-- AIM --
Say how many lines of the material below contain the word "this", with no other words.

-- MATERIAL SHOWN --
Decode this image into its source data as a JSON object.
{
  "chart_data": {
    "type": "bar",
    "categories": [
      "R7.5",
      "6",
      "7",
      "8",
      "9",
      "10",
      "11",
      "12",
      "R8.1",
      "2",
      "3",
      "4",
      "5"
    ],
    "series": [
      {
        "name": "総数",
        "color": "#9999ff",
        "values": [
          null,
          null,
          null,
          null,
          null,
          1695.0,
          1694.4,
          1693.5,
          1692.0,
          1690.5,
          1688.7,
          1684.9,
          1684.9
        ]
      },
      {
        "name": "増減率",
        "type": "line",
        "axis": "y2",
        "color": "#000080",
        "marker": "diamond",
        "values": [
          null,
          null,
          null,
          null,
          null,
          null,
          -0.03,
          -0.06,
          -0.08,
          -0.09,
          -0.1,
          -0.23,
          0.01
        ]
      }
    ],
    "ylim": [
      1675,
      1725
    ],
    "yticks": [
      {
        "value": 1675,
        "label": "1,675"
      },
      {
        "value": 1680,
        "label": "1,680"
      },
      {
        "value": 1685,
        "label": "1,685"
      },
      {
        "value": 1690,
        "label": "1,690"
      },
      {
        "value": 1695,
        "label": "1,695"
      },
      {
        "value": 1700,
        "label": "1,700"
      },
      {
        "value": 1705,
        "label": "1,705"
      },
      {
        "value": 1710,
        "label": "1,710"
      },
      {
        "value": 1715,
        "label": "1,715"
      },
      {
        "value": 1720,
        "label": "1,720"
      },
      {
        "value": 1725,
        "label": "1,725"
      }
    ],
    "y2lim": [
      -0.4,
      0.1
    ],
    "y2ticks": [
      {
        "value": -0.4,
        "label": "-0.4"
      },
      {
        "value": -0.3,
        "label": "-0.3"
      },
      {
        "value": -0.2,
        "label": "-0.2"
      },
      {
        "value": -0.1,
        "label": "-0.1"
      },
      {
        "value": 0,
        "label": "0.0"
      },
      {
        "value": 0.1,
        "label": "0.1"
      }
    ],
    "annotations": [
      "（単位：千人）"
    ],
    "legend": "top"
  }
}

==

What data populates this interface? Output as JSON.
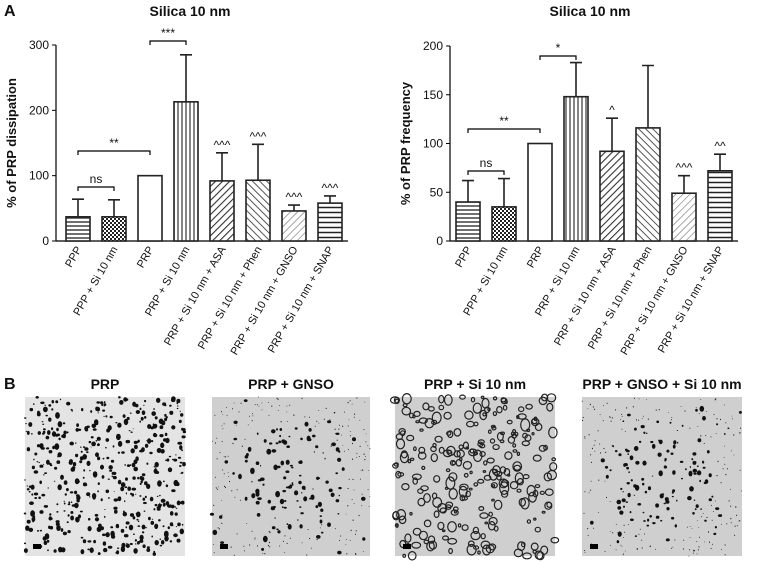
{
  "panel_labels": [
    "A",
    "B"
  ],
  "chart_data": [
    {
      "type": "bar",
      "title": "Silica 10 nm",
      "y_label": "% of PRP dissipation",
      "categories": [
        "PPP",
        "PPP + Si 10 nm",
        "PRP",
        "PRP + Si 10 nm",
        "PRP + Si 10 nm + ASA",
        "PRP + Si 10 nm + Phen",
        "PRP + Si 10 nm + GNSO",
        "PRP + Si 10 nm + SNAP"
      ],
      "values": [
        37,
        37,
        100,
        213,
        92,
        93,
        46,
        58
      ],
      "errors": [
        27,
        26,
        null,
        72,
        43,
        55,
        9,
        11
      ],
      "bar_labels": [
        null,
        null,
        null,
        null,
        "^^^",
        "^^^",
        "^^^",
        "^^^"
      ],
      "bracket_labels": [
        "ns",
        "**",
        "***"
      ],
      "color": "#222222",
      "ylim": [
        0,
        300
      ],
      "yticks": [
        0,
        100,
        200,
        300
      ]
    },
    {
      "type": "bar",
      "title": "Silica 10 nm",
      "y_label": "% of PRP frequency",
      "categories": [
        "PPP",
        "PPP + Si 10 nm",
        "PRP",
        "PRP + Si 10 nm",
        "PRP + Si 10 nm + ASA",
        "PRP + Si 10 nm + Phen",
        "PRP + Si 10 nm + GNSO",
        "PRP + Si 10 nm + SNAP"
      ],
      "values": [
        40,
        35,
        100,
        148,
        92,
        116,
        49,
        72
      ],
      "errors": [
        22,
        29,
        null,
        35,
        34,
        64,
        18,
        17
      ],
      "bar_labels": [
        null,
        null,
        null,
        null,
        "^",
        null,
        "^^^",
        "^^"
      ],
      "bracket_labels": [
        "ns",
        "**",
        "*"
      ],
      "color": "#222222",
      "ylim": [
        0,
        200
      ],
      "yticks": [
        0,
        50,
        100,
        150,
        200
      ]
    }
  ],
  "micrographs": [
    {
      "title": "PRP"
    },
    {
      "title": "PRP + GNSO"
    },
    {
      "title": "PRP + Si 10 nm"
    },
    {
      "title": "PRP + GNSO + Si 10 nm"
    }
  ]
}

--

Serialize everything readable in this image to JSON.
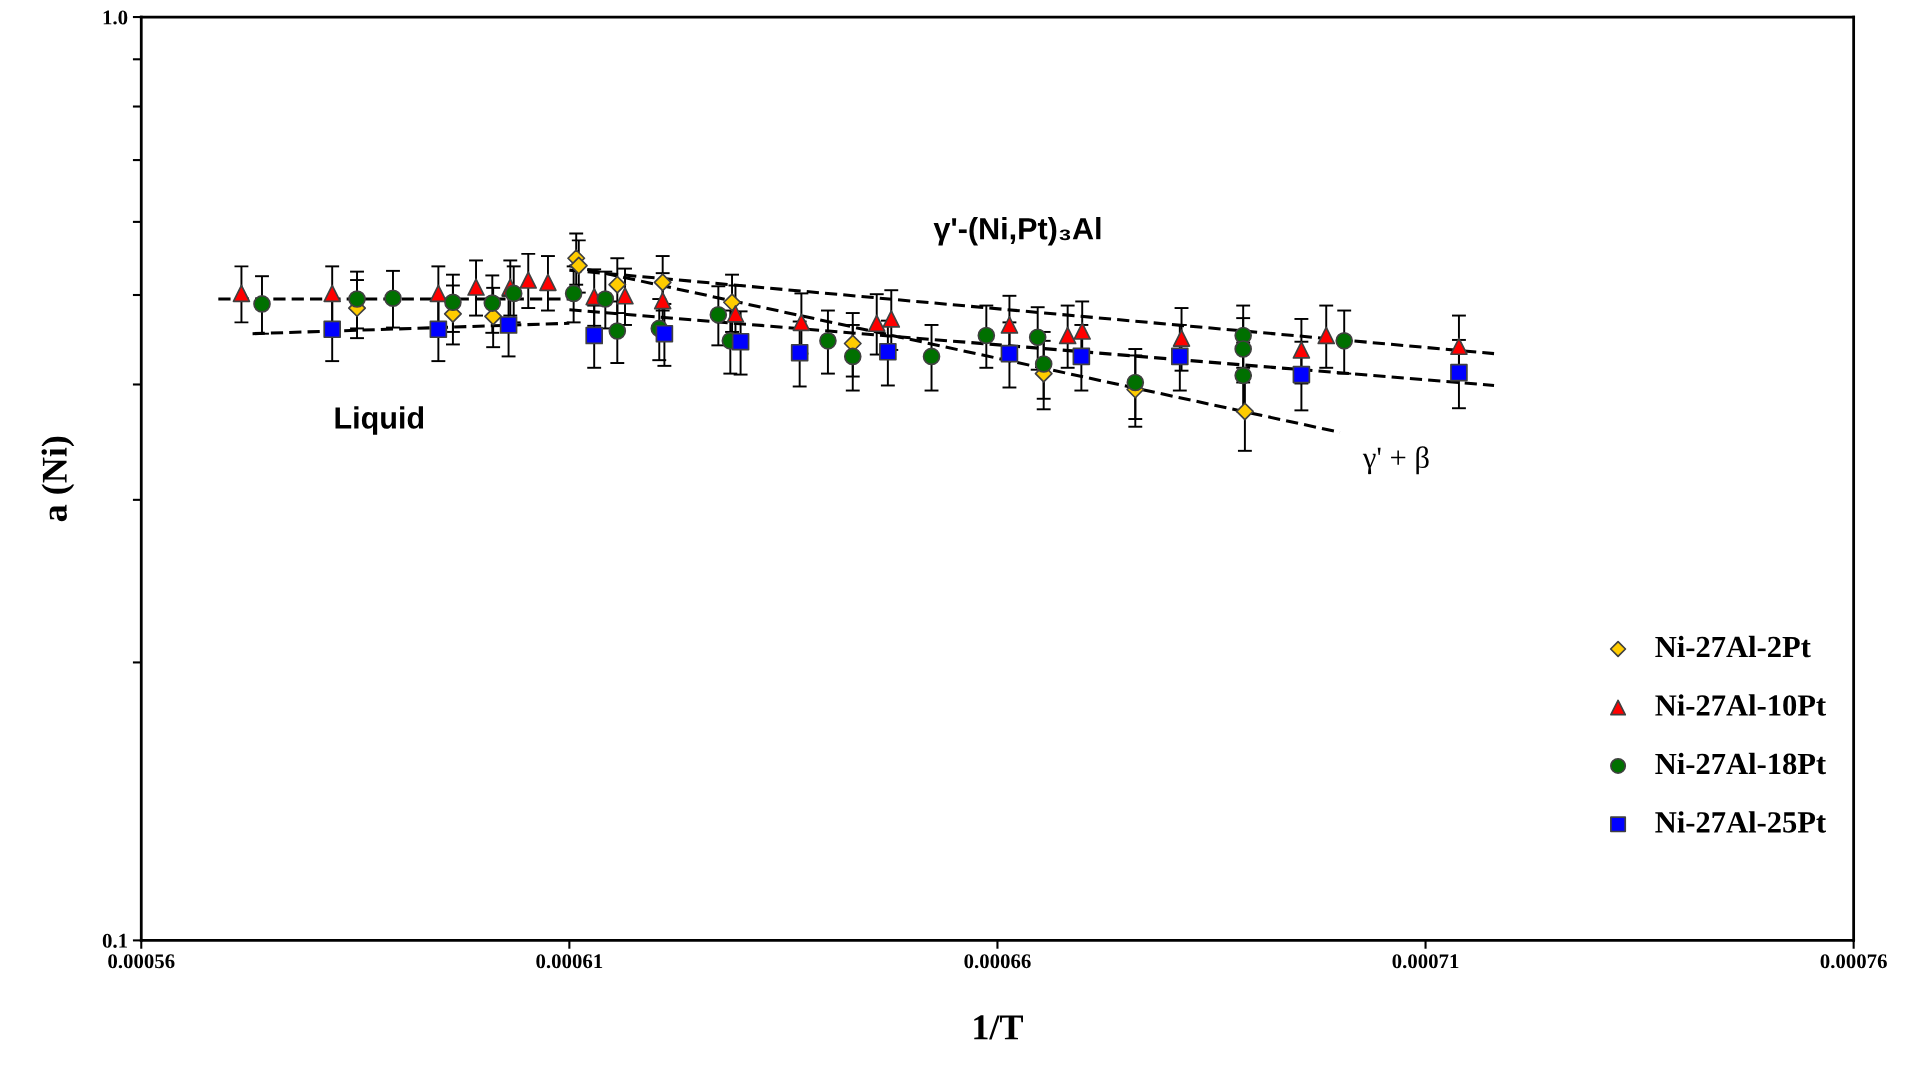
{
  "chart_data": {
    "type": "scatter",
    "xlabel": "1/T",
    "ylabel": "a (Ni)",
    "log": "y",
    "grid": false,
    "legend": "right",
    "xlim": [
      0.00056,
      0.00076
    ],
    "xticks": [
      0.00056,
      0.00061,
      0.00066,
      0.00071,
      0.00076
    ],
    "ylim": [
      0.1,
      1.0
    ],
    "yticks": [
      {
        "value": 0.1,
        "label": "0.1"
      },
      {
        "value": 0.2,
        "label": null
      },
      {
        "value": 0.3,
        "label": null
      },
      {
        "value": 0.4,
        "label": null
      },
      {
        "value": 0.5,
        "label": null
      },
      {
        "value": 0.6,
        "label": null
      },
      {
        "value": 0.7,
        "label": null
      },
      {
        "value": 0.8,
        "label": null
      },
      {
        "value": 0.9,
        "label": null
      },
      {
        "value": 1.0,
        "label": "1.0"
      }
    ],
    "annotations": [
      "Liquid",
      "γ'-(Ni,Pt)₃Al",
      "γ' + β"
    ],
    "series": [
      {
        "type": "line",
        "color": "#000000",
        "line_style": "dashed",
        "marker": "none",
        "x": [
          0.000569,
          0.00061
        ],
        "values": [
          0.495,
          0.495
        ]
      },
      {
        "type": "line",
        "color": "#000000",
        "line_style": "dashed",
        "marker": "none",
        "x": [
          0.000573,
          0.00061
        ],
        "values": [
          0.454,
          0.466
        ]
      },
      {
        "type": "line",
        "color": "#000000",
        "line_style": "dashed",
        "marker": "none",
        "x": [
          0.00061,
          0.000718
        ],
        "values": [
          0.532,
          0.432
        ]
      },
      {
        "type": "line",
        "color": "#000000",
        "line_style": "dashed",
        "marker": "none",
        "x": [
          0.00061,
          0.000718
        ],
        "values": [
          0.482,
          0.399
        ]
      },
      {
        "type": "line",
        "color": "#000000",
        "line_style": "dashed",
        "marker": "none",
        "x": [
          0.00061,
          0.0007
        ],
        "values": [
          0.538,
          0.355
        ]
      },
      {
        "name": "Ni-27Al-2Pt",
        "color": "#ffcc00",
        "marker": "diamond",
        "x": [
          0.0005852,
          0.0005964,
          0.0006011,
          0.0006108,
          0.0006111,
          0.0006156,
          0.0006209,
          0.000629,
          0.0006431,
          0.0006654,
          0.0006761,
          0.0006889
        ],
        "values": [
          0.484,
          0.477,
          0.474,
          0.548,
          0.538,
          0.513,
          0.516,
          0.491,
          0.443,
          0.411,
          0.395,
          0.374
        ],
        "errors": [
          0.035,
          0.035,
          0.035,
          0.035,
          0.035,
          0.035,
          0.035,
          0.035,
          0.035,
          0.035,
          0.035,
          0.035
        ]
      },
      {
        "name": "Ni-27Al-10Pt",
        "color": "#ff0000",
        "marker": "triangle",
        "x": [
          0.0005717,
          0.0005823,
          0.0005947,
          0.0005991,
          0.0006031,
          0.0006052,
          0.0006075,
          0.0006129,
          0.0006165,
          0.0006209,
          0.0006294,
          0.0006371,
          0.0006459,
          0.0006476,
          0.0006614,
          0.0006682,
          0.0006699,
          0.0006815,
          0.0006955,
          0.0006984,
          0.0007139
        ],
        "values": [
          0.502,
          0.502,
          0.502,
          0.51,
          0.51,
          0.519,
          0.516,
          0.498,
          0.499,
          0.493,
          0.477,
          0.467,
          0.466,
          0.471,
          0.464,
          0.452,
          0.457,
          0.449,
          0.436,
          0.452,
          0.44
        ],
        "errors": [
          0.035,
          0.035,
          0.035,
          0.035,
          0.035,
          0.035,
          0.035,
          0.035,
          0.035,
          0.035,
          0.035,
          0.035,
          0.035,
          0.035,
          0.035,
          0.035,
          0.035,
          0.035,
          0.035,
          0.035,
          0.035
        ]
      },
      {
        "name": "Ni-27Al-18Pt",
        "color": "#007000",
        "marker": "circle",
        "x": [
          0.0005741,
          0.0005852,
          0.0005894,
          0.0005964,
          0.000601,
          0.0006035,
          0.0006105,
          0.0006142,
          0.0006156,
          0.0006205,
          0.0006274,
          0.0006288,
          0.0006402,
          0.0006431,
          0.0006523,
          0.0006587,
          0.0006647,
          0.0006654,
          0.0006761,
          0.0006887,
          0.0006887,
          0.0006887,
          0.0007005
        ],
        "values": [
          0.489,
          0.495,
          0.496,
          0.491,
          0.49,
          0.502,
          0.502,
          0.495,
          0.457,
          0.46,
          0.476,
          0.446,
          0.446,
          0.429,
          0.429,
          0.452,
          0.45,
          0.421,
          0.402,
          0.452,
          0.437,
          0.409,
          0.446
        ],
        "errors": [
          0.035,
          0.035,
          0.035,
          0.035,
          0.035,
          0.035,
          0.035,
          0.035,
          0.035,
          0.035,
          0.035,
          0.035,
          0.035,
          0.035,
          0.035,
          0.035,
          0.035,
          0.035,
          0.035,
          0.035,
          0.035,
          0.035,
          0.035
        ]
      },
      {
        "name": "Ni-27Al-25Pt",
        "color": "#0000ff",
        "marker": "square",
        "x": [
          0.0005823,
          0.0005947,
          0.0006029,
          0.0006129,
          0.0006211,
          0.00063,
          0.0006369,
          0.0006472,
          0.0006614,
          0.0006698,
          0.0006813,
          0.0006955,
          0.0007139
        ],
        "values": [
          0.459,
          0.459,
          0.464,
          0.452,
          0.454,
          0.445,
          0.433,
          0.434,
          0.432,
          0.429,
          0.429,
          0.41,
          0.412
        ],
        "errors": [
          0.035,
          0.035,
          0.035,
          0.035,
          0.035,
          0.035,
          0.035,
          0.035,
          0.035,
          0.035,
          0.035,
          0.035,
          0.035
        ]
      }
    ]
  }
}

-- OUTPUT OF THE TASK --
3